* **EXERCISE REQUIREMENTS**:
Identify all lines of the data containing the string "States" and copy them.

=======

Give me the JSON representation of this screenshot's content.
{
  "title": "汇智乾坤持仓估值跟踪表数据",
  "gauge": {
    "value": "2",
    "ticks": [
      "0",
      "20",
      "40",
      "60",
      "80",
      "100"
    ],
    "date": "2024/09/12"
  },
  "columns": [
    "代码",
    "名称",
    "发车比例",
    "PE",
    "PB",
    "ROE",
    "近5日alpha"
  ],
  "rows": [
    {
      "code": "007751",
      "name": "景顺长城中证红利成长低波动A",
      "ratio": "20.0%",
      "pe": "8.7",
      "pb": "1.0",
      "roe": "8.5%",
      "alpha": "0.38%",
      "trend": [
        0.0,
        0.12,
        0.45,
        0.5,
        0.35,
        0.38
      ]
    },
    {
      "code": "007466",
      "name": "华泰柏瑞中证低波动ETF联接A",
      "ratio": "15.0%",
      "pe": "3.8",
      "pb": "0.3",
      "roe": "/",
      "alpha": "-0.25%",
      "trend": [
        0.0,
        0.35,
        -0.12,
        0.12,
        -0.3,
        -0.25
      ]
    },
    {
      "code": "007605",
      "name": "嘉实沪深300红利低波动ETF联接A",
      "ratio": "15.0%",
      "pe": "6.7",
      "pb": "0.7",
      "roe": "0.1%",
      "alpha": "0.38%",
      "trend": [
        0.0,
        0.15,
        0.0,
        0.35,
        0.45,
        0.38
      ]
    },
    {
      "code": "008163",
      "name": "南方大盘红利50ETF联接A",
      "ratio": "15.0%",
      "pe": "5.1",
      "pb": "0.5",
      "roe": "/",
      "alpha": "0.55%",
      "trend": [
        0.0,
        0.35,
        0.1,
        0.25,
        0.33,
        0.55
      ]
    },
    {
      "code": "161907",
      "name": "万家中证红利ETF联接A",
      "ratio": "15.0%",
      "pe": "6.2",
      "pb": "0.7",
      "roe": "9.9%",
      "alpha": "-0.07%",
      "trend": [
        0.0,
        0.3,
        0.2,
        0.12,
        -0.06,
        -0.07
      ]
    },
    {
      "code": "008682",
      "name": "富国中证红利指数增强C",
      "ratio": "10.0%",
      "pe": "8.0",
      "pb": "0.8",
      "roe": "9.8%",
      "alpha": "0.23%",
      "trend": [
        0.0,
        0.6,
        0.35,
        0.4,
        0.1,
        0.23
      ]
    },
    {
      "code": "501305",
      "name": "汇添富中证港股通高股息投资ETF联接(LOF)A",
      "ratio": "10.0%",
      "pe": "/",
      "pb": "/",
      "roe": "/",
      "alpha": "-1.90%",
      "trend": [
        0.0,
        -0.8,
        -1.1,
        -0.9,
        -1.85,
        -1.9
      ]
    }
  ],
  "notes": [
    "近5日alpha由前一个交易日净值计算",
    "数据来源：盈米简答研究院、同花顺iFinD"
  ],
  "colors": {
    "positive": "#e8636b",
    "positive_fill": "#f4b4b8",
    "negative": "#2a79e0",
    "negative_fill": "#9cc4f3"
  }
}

=======

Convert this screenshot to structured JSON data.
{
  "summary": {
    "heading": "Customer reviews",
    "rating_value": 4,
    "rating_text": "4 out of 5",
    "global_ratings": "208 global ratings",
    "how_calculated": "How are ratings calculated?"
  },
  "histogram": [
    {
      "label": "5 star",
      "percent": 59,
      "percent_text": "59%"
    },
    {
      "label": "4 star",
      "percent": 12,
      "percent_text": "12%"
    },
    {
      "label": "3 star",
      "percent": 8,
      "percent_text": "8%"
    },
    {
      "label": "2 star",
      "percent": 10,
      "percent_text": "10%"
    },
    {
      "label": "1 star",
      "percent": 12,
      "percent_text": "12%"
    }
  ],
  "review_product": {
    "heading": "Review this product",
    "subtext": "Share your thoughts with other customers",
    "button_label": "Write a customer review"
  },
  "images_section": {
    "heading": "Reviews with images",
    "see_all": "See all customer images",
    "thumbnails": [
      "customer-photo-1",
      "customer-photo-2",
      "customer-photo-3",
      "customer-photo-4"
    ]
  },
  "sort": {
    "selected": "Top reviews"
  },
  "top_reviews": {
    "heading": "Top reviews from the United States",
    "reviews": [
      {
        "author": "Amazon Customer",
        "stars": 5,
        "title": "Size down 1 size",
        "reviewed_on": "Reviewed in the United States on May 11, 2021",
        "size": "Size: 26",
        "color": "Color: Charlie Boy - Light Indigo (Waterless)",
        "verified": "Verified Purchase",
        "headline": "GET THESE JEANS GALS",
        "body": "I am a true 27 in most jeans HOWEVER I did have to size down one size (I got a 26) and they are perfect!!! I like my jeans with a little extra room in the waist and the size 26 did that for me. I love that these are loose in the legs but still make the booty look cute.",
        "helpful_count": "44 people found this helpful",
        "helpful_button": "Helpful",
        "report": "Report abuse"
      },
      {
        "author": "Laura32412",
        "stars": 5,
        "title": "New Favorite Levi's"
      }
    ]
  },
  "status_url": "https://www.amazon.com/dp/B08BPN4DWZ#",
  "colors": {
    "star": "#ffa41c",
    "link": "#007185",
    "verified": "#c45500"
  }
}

=======

* **RESULT OF THIS EXERCISE**:
    "heading": "Top reviews from the United States",
        "reviewed_on": "Reviewed in the United States on May 11, 2021",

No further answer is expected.